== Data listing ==
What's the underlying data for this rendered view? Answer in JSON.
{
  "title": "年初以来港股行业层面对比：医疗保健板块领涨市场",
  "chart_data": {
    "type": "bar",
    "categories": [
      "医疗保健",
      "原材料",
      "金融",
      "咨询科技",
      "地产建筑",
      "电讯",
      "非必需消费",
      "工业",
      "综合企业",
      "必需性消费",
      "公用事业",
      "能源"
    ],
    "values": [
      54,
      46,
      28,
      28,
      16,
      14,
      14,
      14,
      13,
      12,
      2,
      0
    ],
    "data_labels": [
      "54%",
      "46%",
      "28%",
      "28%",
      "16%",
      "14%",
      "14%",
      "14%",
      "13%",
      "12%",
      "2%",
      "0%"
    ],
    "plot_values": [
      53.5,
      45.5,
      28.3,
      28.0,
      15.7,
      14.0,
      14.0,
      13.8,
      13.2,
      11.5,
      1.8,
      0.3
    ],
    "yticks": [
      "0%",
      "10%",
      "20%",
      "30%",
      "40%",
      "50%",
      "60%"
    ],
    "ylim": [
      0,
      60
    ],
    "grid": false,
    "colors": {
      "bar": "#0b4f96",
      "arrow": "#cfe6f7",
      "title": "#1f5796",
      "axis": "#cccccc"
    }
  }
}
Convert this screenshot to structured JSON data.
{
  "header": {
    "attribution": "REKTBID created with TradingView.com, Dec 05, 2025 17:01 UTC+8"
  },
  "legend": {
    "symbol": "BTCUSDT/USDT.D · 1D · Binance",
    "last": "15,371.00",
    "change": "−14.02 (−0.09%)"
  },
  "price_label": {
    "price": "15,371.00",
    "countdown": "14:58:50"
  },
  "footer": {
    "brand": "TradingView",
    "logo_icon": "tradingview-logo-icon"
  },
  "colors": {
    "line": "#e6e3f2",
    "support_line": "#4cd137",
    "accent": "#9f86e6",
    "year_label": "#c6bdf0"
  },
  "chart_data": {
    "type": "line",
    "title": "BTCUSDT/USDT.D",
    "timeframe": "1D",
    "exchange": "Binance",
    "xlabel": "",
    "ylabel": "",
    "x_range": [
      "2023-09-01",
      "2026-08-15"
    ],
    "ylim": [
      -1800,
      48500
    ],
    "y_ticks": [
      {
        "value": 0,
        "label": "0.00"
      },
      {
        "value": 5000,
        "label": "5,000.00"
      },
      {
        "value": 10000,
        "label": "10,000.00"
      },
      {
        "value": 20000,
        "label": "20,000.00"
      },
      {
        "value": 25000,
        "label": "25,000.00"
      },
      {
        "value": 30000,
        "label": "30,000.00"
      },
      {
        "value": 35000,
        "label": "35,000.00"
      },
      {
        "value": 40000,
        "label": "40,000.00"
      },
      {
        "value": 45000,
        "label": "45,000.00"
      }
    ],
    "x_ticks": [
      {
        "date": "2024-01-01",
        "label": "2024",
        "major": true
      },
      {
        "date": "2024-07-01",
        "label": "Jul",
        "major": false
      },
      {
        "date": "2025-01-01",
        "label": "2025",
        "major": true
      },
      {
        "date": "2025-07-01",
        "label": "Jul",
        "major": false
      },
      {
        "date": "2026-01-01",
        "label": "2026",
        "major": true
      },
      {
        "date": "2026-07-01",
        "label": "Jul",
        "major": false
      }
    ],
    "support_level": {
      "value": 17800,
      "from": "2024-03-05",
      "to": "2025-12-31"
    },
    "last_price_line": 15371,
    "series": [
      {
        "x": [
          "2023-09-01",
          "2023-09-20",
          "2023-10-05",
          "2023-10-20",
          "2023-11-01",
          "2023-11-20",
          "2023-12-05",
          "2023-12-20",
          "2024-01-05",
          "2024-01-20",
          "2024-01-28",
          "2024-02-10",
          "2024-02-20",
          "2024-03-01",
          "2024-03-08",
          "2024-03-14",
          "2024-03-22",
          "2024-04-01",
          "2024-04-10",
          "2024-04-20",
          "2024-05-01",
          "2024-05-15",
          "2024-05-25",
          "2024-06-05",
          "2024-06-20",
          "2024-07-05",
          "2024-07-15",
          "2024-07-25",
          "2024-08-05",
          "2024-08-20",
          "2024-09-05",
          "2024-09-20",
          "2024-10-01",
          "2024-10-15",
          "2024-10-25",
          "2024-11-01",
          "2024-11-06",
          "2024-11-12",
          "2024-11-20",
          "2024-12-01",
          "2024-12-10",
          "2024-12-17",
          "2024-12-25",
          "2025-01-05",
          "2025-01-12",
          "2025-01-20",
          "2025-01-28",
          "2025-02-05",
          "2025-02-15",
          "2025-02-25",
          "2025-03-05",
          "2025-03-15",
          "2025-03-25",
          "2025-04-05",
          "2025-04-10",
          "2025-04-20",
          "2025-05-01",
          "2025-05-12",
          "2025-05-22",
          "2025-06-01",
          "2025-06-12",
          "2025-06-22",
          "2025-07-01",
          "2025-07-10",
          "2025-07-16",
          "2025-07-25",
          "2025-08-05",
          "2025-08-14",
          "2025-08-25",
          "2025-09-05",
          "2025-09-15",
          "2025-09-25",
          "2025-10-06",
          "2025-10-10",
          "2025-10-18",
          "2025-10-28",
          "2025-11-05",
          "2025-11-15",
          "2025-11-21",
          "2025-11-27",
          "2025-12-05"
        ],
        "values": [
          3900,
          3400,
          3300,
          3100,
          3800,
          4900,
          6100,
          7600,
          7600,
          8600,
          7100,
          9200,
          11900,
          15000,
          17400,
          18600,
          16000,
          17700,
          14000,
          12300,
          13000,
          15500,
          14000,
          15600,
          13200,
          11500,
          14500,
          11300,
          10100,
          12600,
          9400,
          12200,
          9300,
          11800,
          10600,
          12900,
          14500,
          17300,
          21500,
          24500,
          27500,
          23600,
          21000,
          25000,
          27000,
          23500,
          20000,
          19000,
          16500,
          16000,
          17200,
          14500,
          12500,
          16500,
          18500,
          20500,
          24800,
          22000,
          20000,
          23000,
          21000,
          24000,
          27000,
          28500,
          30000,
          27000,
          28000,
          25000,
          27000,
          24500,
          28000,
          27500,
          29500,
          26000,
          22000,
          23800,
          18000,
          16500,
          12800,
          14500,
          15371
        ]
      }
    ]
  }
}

== What to work on ==
Above are the records; copy every line in them that holds the word "BTCUSDT".

== Task answer ==
    "symbol": "BTCUSDT/USDT.D · 1D · Binance",
    "title": "BTCUSDT/USDT.D",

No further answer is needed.